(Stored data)

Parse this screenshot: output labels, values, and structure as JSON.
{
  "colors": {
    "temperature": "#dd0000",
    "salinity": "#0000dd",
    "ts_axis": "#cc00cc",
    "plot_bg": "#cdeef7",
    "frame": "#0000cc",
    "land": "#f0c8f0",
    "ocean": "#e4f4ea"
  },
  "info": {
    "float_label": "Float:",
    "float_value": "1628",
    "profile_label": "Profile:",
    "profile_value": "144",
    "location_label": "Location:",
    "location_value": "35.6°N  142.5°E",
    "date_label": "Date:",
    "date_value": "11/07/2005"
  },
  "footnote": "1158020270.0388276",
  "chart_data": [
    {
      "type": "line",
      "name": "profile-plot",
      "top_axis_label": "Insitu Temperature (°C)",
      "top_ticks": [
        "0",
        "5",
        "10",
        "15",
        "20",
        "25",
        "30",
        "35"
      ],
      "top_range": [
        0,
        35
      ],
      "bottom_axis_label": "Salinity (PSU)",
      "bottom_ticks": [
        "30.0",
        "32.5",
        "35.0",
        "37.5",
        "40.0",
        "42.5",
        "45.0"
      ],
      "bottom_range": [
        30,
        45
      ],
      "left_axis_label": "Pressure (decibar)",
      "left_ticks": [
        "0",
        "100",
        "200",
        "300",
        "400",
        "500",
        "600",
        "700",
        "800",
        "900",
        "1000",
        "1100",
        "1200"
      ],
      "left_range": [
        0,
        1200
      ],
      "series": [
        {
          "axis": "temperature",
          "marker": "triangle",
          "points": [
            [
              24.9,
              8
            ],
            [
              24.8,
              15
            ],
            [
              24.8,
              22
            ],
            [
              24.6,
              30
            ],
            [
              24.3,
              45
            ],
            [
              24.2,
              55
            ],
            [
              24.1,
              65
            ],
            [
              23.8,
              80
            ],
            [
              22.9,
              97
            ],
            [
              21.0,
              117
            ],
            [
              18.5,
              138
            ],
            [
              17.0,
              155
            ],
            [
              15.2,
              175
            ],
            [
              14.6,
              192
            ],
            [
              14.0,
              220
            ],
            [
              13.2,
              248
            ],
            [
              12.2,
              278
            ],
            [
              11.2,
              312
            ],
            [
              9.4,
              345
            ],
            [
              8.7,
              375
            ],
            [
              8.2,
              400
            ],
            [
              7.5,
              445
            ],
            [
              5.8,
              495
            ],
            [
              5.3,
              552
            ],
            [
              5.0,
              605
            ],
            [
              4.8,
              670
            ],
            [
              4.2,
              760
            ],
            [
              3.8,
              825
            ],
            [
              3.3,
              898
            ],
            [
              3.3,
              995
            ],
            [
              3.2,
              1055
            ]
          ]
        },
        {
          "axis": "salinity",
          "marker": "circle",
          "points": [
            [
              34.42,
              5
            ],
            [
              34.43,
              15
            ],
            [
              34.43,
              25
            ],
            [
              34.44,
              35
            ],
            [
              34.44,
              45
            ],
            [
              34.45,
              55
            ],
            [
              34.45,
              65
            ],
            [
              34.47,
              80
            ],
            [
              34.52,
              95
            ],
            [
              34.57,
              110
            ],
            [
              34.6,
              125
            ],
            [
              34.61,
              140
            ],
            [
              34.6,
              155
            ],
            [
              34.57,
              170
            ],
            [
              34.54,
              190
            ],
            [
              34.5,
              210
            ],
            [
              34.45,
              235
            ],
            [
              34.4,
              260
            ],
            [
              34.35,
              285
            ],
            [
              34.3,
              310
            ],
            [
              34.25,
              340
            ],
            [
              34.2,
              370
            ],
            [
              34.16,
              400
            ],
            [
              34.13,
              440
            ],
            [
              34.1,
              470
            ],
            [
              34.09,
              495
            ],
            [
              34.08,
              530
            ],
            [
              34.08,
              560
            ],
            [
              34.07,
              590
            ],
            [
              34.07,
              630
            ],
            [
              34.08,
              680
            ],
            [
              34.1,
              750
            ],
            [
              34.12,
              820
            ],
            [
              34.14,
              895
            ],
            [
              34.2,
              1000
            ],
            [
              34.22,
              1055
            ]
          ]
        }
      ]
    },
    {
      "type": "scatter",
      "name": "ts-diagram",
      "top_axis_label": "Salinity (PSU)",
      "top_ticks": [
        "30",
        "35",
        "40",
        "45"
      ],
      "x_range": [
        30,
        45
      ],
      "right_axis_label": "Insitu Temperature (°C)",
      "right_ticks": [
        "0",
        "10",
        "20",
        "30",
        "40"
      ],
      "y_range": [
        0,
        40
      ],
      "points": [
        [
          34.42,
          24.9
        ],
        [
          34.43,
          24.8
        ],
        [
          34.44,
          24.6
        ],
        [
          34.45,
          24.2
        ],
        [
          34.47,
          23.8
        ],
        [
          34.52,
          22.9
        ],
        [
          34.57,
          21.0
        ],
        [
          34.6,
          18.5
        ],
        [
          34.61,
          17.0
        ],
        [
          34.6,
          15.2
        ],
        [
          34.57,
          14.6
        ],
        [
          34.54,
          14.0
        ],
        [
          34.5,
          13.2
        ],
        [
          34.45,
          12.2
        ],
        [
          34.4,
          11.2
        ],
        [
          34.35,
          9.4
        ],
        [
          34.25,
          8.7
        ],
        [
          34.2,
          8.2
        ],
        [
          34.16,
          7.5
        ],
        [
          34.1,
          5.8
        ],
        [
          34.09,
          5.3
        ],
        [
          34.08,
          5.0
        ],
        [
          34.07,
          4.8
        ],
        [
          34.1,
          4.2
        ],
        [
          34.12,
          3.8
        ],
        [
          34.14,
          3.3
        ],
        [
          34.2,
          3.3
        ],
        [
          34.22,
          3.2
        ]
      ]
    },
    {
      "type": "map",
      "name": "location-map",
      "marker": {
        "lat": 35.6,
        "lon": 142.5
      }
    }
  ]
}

### GIVEN PROBLEM
Retype all of the material above with every character intact.

### RESPONSE BELOW
Parse this screenshot: output labels, values, and structure as JSON.
{
  "colors": {
    "temperature": "#dd0000",
    "salinity": "#0000dd",
    "ts_axis": "#cc00cc",
    "plot_bg": "#cdeef7",
    "frame": "#0000cc",
    "land": "#f0c8f0",
    "ocean": "#e4f4ea"
  },
  "info": {
    "float_label": "Float:",
    "float_value": "1628",
    "profile_label": "Profile:",
    "profile_value": "144",
    "location_label": "Location:",
    "location_value": "35.6°N  142.5°E",
    "date_label": "Date:",
    "date_value": "11/07/2005"
  },
  "footnote": "1158020270.0388276",
  "chart_data": [
    {
      "type": "line",
      "name": "profile-plot",
      "top_axis_label": "Insitu Temperature (°C)",
      "top_ticks": [
        "0",
        "5",
        "10",
        "15",
        "20",
        "25",
        "30",
        "35"
      ],
      "top_range": [
        0,
        35
      ],
      "bottom_axis_label": "Salinity (PSU)",
      "bottom_ticks": [
        "30.0",
        "32.5",
        "35.0",
        "37.5",
        "40.0",
        "42.5",
        "45.0"
      ],
      "bottom_range": [
        30,
        45
      ],
      "left_axis_label": "Pressure (decibar)",
      "left_ticks": [
        "0",
        "100",
        "200",
        "300",
        "400",
        "500",
        "600",
        "700",
        "800",
        "900",
        "1000",
        "1100",
        "1200"
      ],
      "left_range": [
        0,
        1200
      ],
      "series": [
        {
          "axis": "temperature",
          "marker": "triangle",
          "points": [
            [
              24.9,
              8
            ],
            [
              24.8,
              15
            ],
            [
              24.8,
              22
            ],
            [
              24.6,
              30
            ],
            [
              24.3,
              45
            ],
            [
              24.2,
              55
            ],
            [
              24.1,
              65
            ],
            [
              23.8,
              80
            ],
            [
              22.9,
              97
            ],
            [
              21.0,
              117
            ],
            [
              18.5,
              138
            ],
            [
              17.0,
              155
            ],
            [
              15.2,
              175
            ],
            [
              14.6,
              192
            ],
            [
              14.0,
              220
            ],
            [
              13.2,
              248
            ],
            [
              12.2,
              278
            ],
            [
              11.2,
              312
            ],
            [
              9.4,
              345
            ],
            [
              8.7,
              375
            ],
            [
              8.2,
              400
            ],
            [
              7.5,
              445
            ],
            [
              5.8,
              495
            ],
            [
              5.3,
              552
            ],
            [
              5.0,
              605
            ],
            [
              4.8,
              670
            ],
            [
              4.2,
              760
            ],
            [
              3.8,
              825
            ],
            [
              3.3,
              898
            ],
            [
              3.3,
              995
            ],
            [
              3.2,
              1055
            ]
          ]
        },
        {
          "axis": "salinity",
          "marker": "circle",
          "points": [
            [
              34.42,
              5
            ],
            [
              34.43,
              15
            ],
            [
              34.43,
              25
            ],
            [
              34.44,
              35
            ],
            [
              34.44,
              45
            ],
            [
              34.45,
              55
            ],
            [
              34.45,
              65
            ],
            [
              34.47,
              80
            ],
            [
              34.52,
              95
            ],
            [
              34.57,
              110
            ],
            [
              34.6,
              125
            ],
            [
              34.61,
              140
            ],
            [
              34.6,
              155
            ],
            [
              34.57,
              170
            ],
            [
              34.54,
              190
            ],
            [
              34.5,
              210
            ],
            [
              34.45,
              235
            ],
            [
              34.4,
              260
            ],
            [
              34.35,
              285
            ],
            [
              34.3,
              310
            ],
            [
              34.25,
              340
            ],
            [
              34.2,
              370
            ],
            [
              34.16,
              400
            ],
            [
              34.13,
              440
            ],
            [
              34.1,
              470
            ],
            [
              34.09,
              495
            ],
            [
              34.08,
              530
            ],
            [
              34.08,
              560
            ],
            [
              34.07,
              590
            ],
            [
              34.07,
              630
            ],
            [
              34.08,
              680
            ],
            [
              34.1,
              750
            ],
            [
              34.12,
              820
            ],
            [
              34.14,
              895
            ],
            [
              34.2,
              1000
            ],
            [
              34.22,
              1055
            ]
          ]
        }
      ]
    },
    {
      "type": "scatter",
      "name": "ts-diagram",
      "top_axis_label": "Salinity (PSU)",
      "top_ticks": [
        "30",
        "35",
        "40",
        "45"
      ],
      "x_range": [
        30,
        45
      ],
      "right_axis_label": "Insitu Temperature (°C)",
      "right_ticks": [
        "0",
        "10",
        "20",
        "30",
        "40"
      ],
      "y_range": [
        0,
        40
      ],
      "points": [
        [
          34.42,
          24.9
        ],
        [
          34.43,
          24.8
        ],
        [
          34.44,
          24.6
        ],
        [
          34.45,
          24.2
        ],
        [
          34.47,
          23.8
        ],
        [
          34.52,
          22.9
        ],
        [
          34.57,
          21.0
        ],
        [
          34.6,
          18.5
        ],
        [
          34.61,
          17.0
        ],
        [
          34.6,
          15.2
        ],
        [
          34.57,
          14.6
        ],
        [
          34.54,
          14.0
        ],
        [
          34.5,
          13.2
        ],
        [
          34.45,
          12.2
        ],
        [
          34.4,
          11.2
        ],
        [
          34.35,
          9.4
        ],
        [
          34.25,
          8.7
        ],
        [
          34.2,
          8.2
        ],
        [
          34.16,
          7.5
        ],
        [
          34.1,
          5.8
        ],
        [
          34.09,
          5.3
        ],
        [
          34.08,
          5.0
        ],
        [
          34.07,
          4.8
        ],
        [
          34.1,
          4.2
        ],
        [
          34.12,
          3.8
        ],
        [
          34.14,
          3.3
        ],
        [
          34.2,
          3.3
        ],
        [
          34.22,
          3.2
        ]
      ]
    },
    {
      "type": "map",
      "name": "location-map",
      "marker": {
        "lat": 35.6,
        "lon": 142.5
      }
    }
  ]
}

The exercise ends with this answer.